WHAT THE TASK REQUIRES:
Collect all lines below with the string "path".

RAW RECORDS:
--------------------------------
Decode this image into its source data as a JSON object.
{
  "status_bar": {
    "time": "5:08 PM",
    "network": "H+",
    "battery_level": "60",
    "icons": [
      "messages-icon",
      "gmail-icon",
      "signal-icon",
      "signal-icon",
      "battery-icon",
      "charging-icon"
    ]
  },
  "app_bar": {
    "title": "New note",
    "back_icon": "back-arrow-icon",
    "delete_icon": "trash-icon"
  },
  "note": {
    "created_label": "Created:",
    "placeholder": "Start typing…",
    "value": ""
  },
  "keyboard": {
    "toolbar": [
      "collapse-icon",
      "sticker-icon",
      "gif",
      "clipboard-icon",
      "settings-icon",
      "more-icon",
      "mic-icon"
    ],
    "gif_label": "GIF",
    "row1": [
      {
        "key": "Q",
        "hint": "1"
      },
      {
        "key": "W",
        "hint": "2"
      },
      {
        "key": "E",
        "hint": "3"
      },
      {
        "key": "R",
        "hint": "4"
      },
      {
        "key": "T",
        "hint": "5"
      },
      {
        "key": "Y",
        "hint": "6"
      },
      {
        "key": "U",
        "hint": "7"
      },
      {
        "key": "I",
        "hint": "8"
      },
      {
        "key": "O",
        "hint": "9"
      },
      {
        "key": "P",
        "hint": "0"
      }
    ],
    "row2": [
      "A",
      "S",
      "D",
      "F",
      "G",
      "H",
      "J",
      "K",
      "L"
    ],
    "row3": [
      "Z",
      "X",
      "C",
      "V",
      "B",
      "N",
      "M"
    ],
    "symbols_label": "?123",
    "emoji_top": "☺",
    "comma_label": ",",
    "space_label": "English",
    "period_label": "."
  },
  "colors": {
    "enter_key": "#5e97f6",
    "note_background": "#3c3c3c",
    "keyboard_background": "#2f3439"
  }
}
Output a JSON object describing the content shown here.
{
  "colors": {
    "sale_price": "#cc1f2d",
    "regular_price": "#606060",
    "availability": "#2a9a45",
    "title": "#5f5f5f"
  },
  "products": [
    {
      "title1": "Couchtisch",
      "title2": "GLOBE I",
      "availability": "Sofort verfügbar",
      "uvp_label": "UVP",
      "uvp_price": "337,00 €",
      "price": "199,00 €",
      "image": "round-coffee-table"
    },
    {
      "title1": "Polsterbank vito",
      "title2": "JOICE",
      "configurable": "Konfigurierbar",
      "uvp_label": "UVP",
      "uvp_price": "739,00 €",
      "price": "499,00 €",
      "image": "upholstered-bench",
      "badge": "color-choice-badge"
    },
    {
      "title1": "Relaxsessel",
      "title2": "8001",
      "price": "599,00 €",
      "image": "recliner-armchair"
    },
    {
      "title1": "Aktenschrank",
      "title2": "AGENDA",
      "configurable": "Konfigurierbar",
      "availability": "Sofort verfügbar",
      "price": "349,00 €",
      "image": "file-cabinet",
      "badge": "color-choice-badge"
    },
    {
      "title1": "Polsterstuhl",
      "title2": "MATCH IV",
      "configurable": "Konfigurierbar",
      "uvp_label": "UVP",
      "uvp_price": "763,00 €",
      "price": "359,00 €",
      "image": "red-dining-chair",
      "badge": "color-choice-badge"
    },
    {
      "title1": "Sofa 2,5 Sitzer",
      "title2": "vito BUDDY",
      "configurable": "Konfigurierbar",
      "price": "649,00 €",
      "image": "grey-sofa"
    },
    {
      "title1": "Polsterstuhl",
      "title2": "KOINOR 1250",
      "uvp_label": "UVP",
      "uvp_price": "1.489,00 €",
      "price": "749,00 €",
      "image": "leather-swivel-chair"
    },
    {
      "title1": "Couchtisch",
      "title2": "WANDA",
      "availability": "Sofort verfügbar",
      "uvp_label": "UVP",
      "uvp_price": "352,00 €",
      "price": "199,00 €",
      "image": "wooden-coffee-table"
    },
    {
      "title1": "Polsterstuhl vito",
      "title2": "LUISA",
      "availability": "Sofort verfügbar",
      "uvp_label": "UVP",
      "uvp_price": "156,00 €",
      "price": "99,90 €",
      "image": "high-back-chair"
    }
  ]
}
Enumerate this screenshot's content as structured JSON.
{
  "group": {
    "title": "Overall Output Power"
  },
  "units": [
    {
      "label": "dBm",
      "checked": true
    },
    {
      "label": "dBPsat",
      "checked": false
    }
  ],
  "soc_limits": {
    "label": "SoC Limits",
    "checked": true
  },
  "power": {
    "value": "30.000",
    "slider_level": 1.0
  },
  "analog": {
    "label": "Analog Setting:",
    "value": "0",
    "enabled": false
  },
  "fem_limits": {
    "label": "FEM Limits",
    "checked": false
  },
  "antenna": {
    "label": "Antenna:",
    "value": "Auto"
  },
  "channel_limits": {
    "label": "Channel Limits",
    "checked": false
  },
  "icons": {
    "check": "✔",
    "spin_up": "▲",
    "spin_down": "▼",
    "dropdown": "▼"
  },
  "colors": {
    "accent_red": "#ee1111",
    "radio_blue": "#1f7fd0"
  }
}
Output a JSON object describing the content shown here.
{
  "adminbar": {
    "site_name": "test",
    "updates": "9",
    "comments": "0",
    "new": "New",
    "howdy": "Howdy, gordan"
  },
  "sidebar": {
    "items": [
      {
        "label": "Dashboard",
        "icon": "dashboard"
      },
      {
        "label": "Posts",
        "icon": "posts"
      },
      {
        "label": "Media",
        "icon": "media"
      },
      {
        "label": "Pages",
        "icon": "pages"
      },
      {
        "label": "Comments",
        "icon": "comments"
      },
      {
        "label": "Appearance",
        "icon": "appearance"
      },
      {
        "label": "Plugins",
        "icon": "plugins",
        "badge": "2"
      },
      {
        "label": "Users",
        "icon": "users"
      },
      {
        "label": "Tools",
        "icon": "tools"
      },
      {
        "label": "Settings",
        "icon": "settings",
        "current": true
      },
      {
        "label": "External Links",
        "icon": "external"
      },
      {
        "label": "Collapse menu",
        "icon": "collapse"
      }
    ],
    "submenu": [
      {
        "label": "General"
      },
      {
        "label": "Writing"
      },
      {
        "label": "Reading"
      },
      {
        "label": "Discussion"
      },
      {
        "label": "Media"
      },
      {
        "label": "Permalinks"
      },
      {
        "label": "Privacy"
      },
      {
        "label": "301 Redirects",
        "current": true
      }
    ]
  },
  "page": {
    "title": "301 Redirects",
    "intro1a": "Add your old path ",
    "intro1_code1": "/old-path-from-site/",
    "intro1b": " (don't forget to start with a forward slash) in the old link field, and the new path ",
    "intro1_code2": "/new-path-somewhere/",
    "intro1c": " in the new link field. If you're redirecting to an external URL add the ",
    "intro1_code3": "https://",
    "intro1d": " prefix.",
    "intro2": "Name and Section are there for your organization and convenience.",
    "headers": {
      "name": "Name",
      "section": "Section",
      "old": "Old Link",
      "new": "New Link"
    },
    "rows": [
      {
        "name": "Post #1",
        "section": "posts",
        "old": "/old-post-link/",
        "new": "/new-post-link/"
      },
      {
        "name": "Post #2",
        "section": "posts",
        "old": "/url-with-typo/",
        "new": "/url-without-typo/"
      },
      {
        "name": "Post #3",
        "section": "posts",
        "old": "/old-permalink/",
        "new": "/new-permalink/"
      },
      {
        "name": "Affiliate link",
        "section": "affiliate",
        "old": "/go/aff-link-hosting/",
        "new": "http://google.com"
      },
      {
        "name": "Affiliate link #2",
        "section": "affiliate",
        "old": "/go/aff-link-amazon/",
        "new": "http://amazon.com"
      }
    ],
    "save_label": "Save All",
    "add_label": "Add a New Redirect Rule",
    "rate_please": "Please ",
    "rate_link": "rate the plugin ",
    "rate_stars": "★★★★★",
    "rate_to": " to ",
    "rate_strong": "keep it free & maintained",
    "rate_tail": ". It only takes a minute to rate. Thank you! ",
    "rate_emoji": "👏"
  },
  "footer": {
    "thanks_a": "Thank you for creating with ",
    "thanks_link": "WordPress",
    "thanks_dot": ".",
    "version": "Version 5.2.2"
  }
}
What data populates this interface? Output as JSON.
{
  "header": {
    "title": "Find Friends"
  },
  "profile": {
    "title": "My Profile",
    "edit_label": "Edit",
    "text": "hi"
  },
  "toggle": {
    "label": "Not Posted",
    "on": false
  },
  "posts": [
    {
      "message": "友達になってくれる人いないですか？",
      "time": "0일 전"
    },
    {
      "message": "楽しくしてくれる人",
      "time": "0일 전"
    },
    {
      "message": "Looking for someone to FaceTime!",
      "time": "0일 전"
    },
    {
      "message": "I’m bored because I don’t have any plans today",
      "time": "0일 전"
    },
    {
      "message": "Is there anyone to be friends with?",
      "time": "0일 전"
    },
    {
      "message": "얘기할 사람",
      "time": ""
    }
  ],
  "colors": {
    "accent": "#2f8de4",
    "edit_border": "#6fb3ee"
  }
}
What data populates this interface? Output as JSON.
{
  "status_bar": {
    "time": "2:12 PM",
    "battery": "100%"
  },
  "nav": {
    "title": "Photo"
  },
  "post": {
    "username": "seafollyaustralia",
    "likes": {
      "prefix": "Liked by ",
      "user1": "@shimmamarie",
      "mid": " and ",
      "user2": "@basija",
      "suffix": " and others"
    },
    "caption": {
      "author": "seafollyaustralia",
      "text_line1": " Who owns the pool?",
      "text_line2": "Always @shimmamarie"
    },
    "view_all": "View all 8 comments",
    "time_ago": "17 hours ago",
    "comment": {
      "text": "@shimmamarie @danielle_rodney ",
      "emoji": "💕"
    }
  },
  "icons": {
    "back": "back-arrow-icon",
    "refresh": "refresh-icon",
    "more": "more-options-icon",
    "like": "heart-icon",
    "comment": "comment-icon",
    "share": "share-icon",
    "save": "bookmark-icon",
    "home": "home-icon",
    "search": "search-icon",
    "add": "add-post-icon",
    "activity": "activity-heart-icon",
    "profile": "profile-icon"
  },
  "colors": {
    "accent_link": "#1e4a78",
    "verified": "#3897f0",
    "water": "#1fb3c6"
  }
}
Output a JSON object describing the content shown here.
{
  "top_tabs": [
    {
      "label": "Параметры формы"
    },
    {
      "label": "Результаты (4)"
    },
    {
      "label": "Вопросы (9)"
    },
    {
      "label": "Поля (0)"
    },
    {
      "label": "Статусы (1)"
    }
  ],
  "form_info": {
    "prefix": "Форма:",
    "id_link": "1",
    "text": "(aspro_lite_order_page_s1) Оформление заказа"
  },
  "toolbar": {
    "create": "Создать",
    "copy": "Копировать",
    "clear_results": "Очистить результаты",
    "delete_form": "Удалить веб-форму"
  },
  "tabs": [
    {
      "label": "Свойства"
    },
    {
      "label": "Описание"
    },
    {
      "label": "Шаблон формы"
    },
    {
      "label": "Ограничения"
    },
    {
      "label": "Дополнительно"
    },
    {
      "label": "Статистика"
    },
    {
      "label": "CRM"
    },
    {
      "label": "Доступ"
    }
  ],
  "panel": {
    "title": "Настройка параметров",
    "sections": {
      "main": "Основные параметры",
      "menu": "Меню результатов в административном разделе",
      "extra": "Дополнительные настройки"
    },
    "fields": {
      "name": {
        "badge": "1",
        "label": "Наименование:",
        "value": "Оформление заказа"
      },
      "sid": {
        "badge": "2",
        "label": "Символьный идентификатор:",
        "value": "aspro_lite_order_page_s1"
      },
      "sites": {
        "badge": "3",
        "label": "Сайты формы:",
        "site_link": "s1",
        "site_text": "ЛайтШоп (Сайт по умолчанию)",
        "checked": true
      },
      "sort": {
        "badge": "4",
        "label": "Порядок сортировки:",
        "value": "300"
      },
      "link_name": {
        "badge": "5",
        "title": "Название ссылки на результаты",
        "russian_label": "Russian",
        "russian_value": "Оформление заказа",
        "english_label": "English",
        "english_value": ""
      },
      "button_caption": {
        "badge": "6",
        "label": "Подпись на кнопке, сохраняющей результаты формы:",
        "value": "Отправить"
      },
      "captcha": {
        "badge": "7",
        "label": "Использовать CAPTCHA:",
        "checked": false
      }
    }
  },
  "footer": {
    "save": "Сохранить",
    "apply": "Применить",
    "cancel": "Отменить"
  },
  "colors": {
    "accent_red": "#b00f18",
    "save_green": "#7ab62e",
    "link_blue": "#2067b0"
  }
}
--------------------------------
RESPONSE TO THIS TASK:
    "intro1a": "Add your old path ",
    "intro1_code1": "/old-path-from-site/",
    "intro1b": " (don't forget to start with a forward slash) in the old link field, and the new path ",
    "intro1_code2": "/new-path-somewhere/",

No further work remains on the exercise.